THE EXERCISE = Copy each line of the records that contains the word "Resistance".

[Stored entries]
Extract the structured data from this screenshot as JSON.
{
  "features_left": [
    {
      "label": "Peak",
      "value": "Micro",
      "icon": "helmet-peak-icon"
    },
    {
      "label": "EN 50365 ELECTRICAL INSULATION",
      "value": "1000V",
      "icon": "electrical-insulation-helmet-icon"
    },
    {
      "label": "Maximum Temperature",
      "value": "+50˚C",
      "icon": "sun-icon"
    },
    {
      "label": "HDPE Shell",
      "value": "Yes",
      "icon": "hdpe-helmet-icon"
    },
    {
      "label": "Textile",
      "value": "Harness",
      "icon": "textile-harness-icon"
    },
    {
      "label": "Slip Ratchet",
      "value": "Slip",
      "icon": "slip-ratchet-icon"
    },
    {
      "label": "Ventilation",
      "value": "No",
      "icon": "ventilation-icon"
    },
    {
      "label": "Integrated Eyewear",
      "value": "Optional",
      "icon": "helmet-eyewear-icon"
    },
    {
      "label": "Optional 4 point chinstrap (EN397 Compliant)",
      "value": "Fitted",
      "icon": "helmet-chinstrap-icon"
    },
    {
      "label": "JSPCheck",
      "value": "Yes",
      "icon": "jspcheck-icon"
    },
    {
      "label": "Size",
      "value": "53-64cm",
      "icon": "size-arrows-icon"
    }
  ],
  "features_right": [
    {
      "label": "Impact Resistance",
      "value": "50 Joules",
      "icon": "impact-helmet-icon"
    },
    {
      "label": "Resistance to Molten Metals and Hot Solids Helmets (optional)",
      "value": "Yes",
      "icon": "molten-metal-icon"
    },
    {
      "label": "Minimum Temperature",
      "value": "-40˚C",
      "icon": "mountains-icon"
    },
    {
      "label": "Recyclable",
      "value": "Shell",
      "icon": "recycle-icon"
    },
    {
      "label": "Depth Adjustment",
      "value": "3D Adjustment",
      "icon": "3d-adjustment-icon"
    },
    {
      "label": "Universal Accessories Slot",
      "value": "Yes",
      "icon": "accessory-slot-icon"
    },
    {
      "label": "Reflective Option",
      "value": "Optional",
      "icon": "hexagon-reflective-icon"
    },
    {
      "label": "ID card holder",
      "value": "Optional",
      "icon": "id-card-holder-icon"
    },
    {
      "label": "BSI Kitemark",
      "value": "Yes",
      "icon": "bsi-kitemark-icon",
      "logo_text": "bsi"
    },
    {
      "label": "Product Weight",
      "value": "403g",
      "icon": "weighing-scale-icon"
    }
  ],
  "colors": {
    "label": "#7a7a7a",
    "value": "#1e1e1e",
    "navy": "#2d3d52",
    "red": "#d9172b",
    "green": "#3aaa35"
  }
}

* * *

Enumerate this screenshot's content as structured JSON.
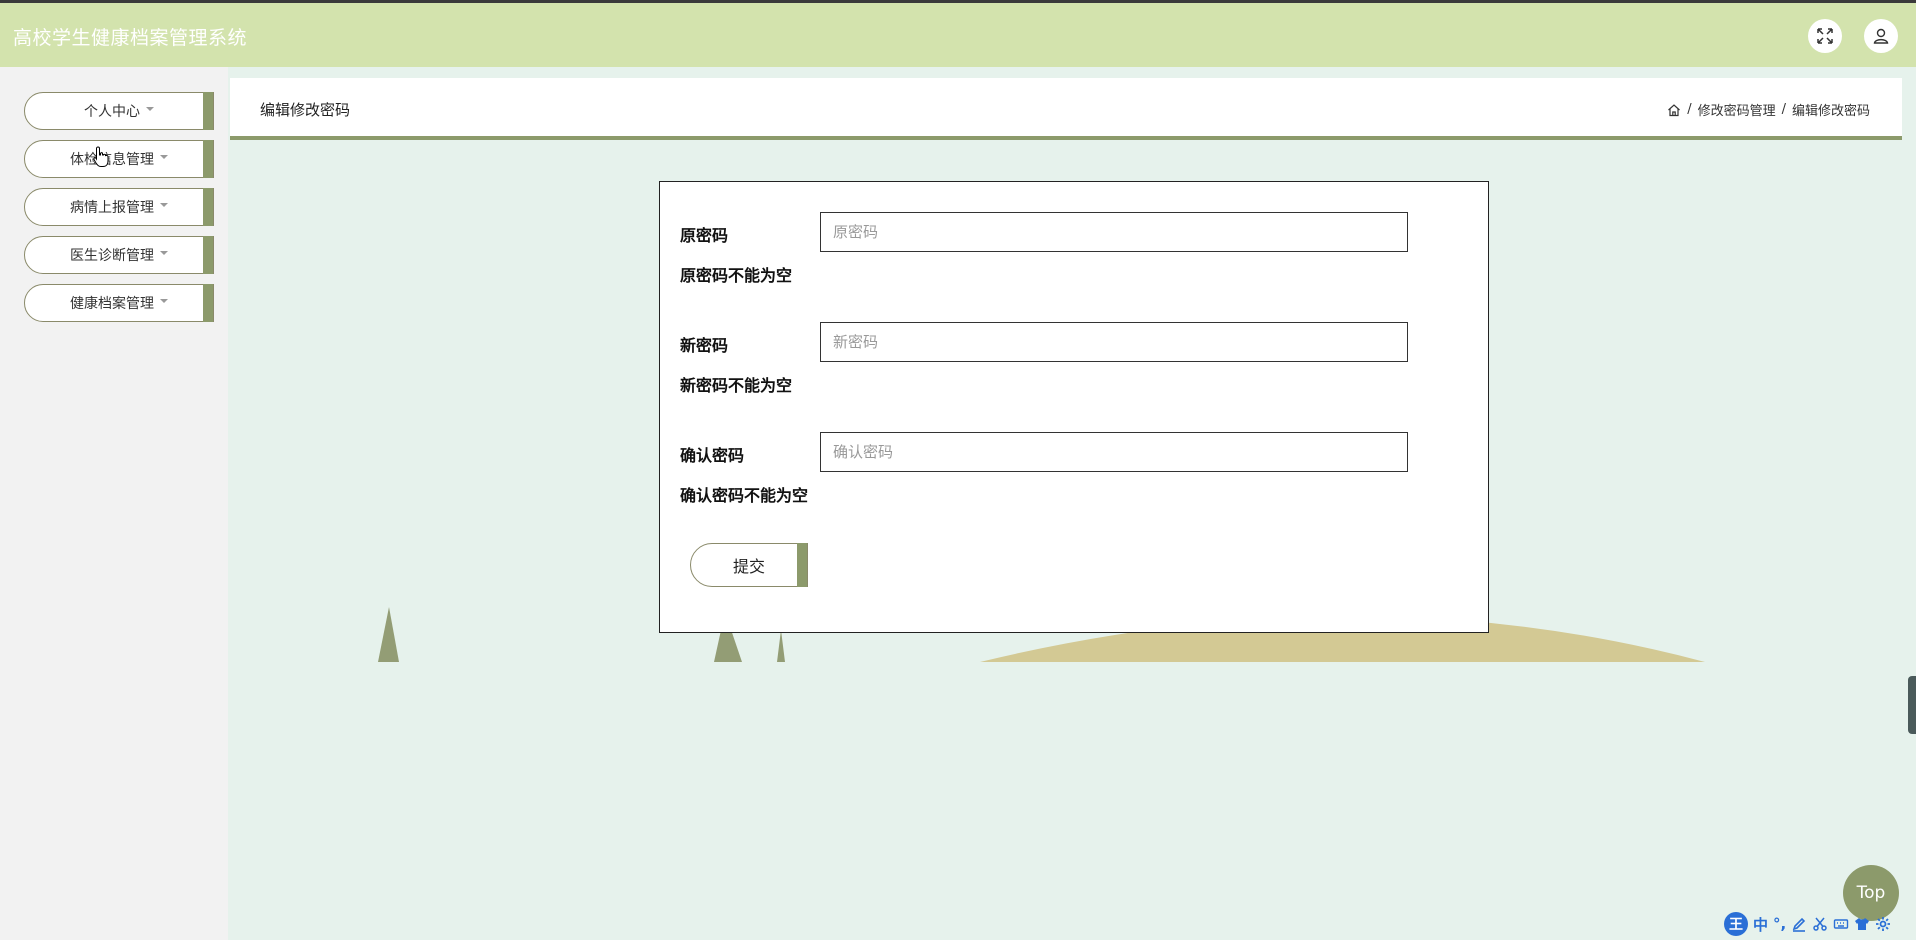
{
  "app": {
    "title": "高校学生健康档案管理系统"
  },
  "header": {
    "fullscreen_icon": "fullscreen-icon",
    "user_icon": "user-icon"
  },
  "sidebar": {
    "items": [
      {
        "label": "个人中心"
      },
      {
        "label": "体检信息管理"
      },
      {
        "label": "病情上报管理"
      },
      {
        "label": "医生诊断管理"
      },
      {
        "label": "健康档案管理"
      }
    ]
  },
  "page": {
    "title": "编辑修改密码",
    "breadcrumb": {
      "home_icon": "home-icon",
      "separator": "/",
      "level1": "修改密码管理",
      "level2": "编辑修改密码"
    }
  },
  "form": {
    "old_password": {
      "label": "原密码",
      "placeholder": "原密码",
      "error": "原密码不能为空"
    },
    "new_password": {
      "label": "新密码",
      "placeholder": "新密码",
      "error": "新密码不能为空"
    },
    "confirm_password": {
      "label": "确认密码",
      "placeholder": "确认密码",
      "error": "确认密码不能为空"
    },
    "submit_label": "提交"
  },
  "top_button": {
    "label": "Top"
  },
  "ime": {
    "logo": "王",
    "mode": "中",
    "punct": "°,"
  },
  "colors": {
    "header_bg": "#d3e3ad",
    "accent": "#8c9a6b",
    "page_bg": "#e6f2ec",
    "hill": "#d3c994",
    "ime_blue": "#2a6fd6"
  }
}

TASK OUTPUT =
      "label": "Impact Resistance",
      "label": "Resistance to Molten Metals and Hot Solids Helmets (optional)",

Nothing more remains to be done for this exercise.